# Available data
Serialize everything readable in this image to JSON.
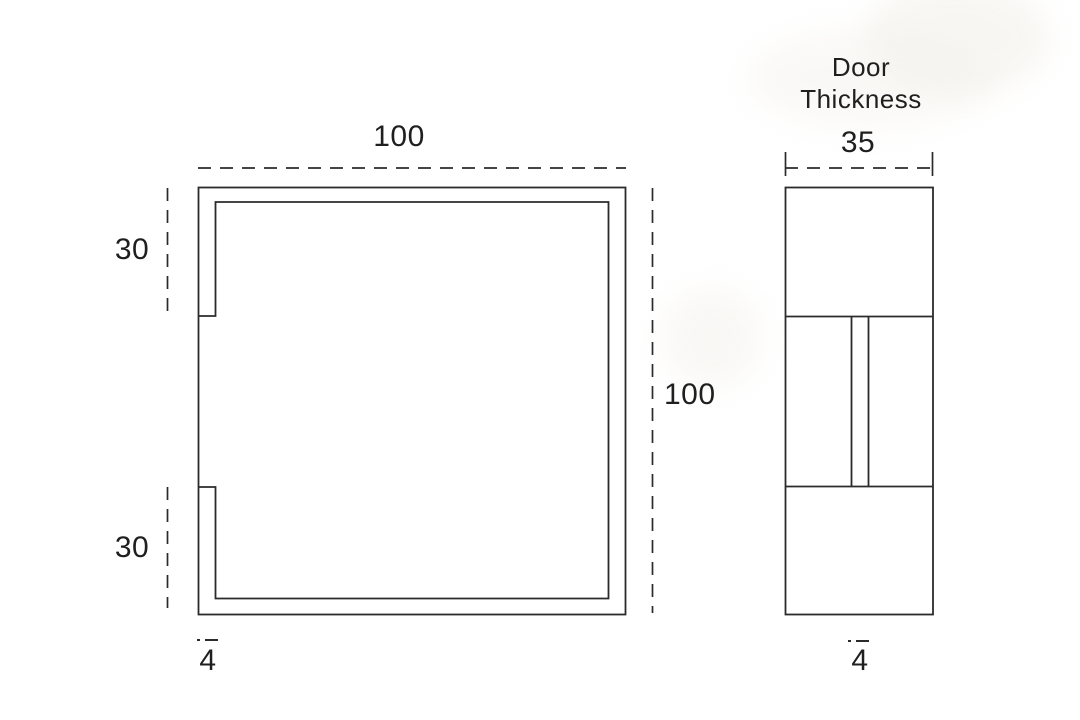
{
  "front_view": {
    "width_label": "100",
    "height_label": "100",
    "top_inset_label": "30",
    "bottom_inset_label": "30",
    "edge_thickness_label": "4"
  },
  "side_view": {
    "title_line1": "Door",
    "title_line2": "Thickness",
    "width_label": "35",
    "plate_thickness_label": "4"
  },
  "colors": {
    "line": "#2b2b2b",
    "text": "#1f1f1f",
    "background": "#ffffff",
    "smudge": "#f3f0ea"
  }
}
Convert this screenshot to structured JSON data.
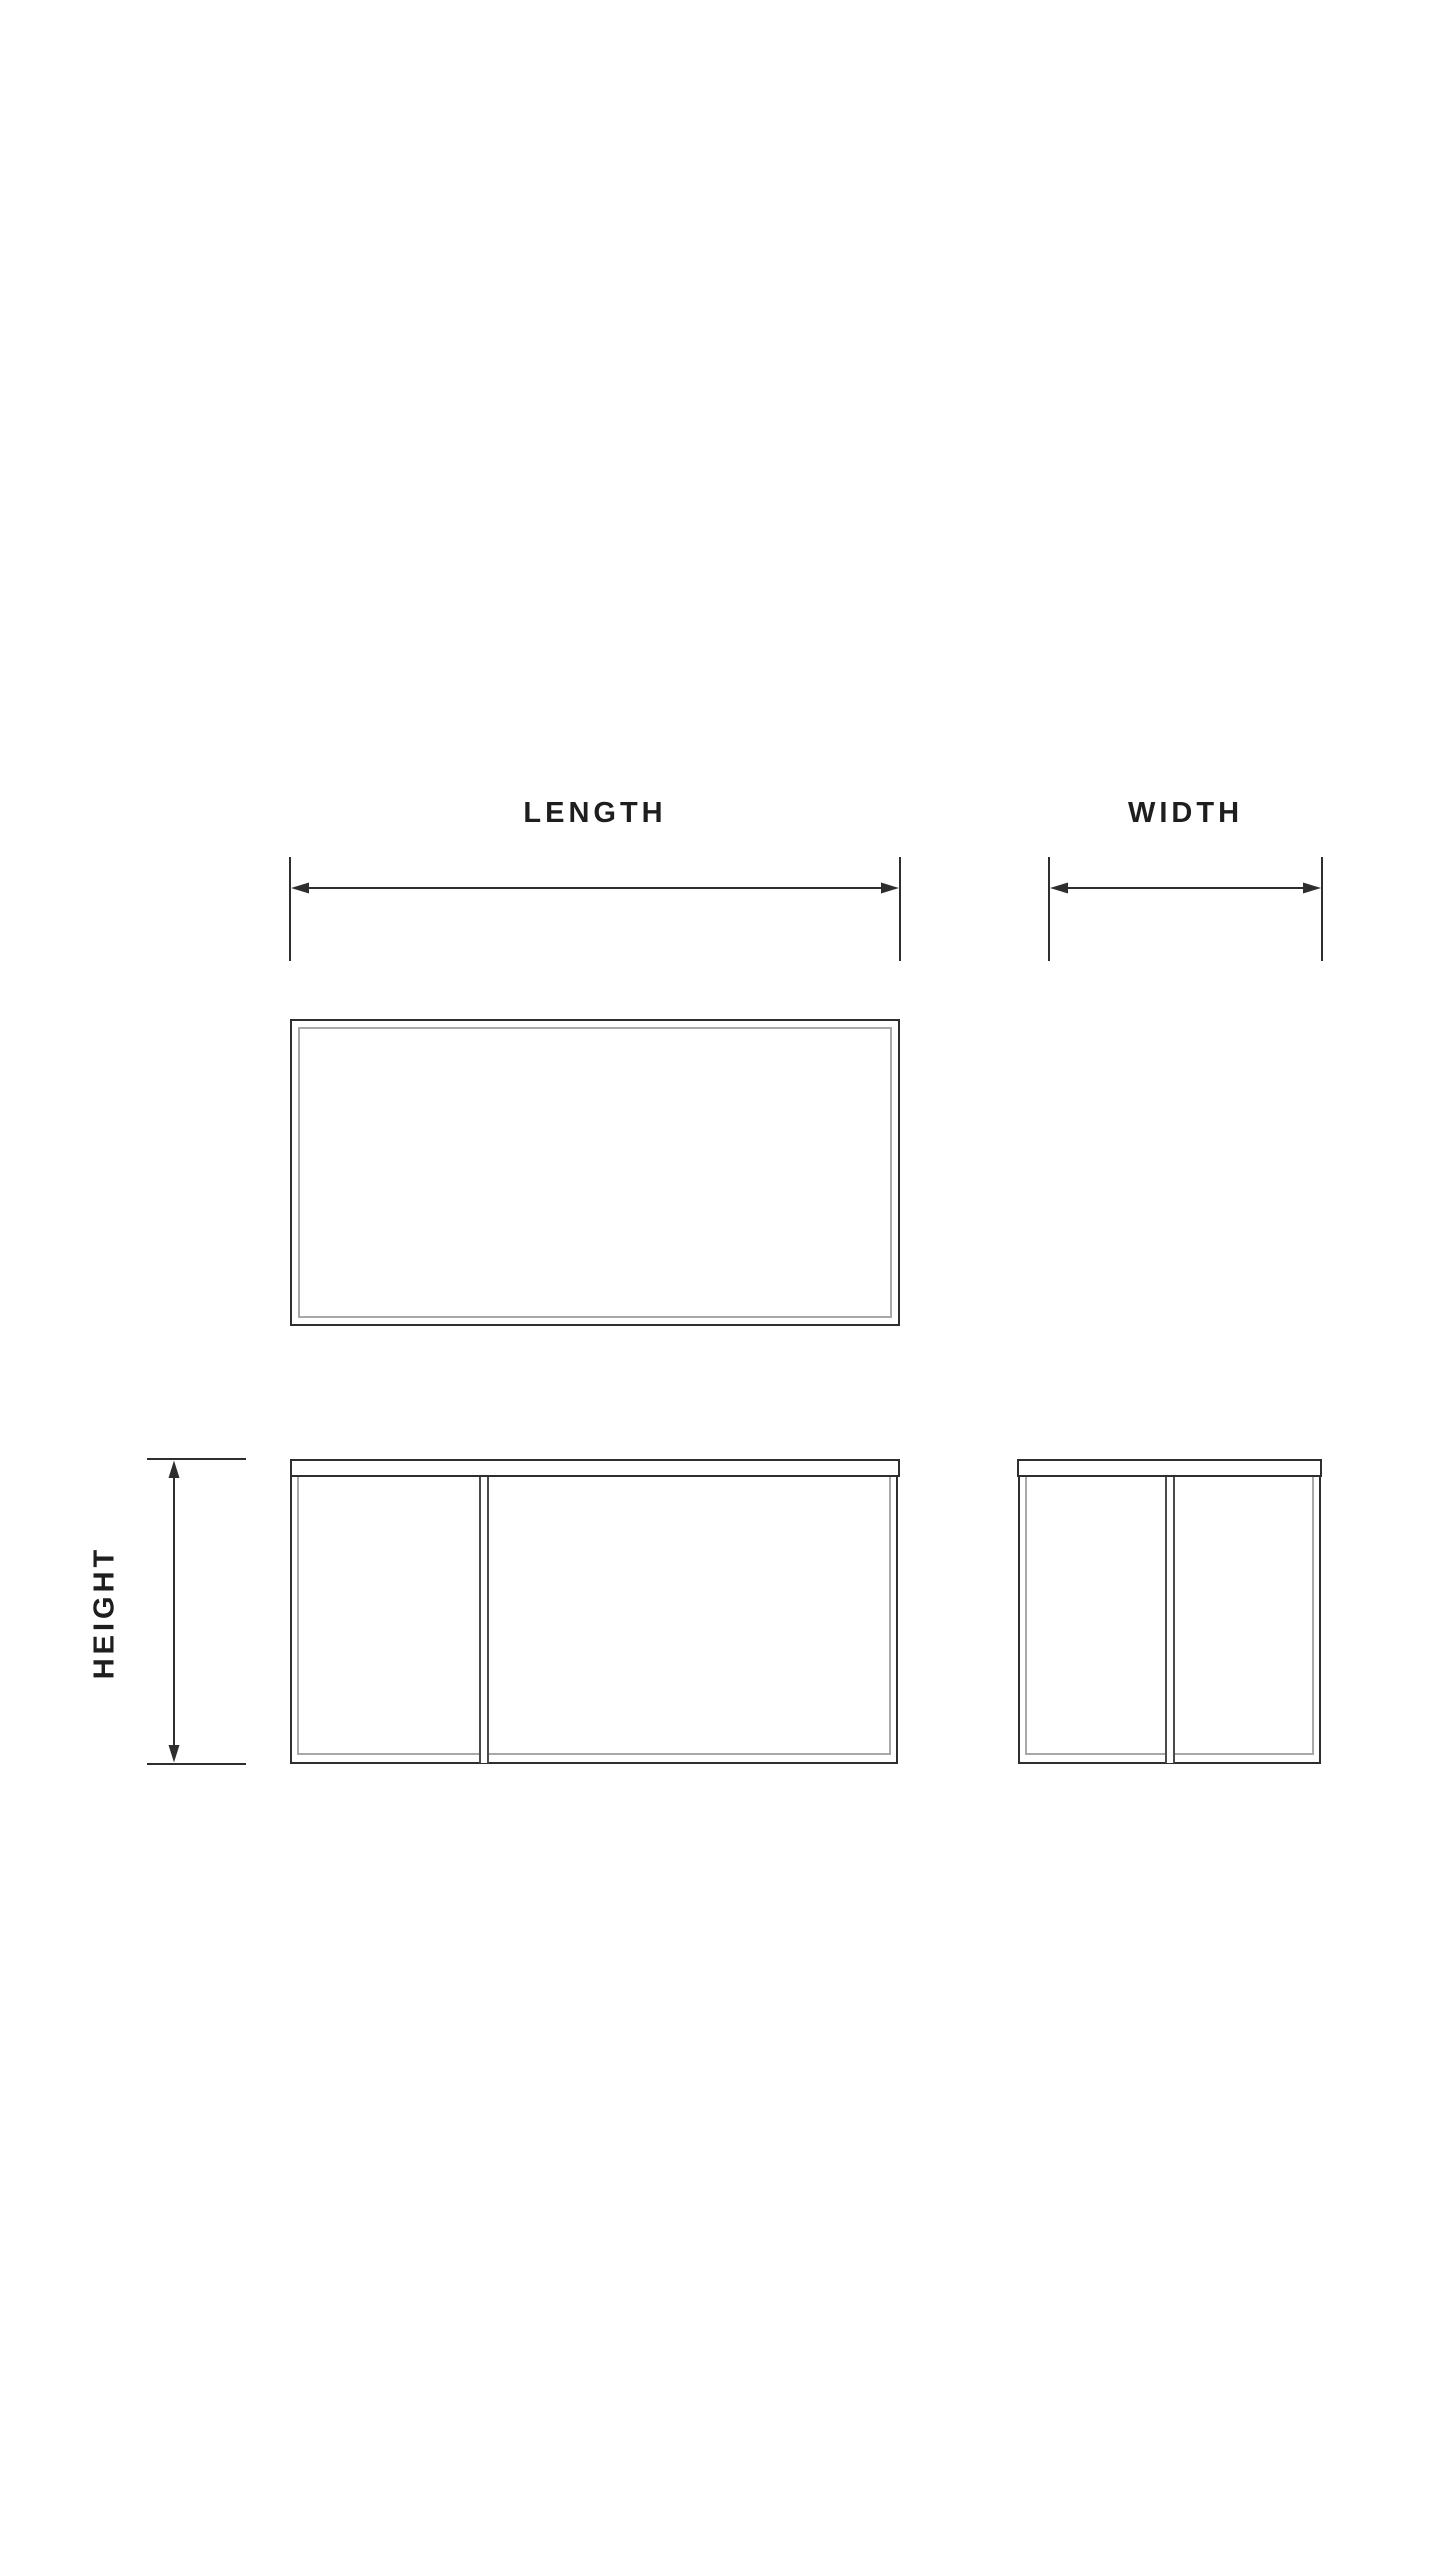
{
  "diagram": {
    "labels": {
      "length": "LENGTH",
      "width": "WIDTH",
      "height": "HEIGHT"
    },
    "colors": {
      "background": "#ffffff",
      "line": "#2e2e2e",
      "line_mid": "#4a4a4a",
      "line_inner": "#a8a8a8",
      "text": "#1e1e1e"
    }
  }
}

...

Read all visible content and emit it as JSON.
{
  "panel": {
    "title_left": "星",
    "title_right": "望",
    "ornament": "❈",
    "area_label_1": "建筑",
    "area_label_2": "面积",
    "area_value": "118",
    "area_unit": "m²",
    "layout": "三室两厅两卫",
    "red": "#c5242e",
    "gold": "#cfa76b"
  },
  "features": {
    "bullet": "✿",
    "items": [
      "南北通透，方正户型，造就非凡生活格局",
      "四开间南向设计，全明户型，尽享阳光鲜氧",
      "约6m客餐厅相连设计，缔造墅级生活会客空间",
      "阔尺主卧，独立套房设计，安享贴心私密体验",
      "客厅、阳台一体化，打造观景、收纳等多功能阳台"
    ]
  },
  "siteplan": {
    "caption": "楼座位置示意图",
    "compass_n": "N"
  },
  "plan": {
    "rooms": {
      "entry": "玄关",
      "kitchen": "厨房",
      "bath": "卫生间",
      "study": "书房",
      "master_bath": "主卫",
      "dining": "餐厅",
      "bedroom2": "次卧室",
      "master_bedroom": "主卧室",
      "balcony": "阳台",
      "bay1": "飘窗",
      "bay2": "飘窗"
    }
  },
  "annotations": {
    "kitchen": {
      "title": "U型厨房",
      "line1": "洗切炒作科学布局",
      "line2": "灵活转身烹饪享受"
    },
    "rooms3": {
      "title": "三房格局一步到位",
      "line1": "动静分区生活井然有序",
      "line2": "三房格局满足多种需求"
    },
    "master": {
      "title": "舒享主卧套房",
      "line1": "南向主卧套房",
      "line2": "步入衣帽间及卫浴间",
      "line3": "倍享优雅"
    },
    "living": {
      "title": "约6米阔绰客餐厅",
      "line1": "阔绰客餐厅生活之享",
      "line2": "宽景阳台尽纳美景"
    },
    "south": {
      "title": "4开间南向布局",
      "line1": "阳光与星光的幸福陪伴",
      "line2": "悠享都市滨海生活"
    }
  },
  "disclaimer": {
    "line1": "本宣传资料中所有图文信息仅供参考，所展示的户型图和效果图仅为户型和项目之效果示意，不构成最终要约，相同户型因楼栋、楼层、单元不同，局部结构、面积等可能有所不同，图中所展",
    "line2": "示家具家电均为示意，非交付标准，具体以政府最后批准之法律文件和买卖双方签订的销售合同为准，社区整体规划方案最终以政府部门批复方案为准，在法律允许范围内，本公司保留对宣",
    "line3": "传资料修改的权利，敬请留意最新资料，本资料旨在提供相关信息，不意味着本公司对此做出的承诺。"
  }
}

# Stated task
Return every line above that contains the word "this".

# Exercise result
Serialize everything readable in this image to JSON.
Convert this screenshot to structured JSON data.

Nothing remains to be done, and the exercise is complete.